#### [Goal]
Looking at the data below, count the lines that contain the string "Google". Write only the total.
begin Input for this task
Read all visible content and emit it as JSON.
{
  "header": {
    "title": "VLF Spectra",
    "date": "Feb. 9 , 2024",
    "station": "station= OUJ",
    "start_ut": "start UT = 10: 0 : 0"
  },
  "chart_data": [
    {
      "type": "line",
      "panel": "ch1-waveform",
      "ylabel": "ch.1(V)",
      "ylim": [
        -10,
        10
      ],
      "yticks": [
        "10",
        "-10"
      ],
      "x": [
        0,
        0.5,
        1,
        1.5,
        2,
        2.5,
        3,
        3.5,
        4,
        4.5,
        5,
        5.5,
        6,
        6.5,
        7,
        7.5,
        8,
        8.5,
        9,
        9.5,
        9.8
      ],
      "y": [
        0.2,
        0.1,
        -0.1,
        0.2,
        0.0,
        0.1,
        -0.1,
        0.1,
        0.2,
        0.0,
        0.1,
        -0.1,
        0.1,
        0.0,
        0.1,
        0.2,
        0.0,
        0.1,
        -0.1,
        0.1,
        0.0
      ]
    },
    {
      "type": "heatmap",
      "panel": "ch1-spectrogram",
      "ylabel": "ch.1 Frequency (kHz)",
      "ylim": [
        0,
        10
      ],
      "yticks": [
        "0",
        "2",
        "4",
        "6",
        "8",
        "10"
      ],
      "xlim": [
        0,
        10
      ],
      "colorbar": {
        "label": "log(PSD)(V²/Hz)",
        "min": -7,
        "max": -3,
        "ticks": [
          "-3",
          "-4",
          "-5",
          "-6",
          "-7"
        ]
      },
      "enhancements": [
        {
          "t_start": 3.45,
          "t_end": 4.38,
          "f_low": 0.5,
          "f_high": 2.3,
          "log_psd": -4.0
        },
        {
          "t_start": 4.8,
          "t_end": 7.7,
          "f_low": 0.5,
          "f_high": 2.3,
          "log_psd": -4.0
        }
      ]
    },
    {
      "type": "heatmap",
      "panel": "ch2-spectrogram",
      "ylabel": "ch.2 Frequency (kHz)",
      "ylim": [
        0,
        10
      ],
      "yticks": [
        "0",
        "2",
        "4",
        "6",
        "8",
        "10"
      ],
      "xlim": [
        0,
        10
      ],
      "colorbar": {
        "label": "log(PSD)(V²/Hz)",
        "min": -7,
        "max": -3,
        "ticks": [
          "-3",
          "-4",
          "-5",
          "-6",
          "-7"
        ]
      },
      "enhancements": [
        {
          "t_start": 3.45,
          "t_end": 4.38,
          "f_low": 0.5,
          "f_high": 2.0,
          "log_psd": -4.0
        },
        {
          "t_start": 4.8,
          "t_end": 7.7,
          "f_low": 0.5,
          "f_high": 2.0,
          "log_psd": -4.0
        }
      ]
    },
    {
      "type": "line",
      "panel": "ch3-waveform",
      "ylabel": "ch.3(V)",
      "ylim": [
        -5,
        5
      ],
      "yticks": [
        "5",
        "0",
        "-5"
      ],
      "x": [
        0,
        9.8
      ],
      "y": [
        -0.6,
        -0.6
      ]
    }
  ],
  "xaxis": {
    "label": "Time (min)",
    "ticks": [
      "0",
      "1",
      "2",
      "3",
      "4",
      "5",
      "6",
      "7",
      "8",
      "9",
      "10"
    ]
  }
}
end Input for this task
begin Input for this task
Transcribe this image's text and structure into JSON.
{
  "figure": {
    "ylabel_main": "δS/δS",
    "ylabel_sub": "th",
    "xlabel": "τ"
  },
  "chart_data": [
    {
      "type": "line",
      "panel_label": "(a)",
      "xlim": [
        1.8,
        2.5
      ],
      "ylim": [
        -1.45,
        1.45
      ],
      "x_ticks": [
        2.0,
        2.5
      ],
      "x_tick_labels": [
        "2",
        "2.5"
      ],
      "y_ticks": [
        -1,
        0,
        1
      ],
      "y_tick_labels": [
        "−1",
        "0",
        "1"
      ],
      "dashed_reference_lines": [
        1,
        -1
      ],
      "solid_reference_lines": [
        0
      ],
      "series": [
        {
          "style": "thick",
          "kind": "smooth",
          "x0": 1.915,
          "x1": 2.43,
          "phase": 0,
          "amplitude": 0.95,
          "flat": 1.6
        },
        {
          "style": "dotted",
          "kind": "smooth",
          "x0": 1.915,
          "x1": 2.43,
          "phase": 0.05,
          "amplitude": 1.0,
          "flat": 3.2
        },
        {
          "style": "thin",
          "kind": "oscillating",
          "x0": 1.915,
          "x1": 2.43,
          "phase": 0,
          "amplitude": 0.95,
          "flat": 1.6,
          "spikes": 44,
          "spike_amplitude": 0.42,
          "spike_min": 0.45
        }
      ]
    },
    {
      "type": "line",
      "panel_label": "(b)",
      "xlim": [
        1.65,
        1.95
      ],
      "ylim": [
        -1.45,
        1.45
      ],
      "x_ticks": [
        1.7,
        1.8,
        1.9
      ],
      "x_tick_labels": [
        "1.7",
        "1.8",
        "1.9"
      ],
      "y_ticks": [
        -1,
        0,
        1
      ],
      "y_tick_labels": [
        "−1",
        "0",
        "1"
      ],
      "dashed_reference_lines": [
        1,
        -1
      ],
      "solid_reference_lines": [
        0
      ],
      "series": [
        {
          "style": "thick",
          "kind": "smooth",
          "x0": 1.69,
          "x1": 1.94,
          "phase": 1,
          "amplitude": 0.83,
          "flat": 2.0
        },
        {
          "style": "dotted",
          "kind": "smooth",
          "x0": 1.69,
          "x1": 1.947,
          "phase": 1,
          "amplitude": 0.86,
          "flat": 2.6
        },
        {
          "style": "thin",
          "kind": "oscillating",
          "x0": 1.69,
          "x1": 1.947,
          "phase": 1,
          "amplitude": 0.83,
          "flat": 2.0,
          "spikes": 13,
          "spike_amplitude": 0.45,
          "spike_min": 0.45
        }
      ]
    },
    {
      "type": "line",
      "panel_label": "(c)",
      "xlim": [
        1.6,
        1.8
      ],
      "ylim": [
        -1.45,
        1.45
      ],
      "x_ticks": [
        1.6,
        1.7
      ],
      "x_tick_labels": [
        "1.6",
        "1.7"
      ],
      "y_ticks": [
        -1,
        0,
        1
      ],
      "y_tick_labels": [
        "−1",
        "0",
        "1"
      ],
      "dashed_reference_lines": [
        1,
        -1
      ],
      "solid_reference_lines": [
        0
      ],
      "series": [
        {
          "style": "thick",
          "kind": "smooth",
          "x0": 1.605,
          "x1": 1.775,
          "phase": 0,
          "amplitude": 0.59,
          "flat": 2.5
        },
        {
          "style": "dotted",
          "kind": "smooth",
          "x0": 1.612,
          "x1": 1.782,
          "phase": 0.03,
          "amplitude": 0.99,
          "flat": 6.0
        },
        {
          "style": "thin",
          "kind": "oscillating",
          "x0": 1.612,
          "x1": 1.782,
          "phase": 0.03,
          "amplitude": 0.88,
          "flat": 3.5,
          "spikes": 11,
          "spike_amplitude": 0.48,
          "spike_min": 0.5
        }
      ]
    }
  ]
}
end Input for this task
begin Input for this task
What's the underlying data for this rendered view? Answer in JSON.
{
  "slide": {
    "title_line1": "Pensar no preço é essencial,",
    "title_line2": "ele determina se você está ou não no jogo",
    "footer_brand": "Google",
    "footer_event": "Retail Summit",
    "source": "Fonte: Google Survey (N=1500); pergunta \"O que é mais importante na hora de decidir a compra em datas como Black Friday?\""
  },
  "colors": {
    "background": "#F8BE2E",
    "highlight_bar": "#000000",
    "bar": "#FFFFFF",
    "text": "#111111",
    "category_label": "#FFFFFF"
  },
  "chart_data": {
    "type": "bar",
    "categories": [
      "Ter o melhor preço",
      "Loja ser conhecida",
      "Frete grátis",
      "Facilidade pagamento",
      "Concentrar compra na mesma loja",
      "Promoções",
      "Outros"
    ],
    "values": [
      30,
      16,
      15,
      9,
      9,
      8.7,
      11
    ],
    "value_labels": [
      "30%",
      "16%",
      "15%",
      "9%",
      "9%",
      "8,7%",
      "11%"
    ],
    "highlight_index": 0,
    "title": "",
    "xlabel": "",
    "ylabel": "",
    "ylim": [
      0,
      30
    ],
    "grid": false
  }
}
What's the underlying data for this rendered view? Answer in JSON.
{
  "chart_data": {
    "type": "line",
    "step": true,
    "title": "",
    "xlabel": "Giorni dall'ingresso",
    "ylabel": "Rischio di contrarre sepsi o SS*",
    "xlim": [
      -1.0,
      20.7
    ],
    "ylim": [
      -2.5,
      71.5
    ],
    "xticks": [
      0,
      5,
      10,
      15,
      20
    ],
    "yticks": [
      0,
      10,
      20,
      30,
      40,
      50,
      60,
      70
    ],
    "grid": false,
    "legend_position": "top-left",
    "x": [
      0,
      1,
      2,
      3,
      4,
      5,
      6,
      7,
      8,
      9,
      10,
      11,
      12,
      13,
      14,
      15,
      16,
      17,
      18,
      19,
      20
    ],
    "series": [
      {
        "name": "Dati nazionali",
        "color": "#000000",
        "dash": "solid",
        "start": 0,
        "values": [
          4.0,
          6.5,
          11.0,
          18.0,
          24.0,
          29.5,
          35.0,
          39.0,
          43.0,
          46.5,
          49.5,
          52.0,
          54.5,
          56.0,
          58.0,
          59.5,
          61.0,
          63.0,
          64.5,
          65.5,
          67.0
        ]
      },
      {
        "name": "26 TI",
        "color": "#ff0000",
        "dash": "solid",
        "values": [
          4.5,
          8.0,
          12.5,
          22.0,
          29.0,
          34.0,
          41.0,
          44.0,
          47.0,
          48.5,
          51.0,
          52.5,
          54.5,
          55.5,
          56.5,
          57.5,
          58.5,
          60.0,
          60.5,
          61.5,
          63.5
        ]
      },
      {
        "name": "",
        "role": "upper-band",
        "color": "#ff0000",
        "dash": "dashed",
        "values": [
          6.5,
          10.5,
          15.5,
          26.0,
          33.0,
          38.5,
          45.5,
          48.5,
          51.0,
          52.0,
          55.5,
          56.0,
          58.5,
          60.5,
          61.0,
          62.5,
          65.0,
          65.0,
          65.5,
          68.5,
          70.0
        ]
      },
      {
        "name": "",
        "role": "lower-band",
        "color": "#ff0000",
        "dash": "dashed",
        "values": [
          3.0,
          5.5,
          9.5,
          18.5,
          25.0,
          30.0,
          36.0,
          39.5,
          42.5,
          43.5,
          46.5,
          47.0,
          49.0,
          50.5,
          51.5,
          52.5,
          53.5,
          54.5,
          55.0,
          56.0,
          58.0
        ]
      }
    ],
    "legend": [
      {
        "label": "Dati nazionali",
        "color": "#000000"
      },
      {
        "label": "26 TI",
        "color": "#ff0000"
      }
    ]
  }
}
end Input for this task
#### [Result]
2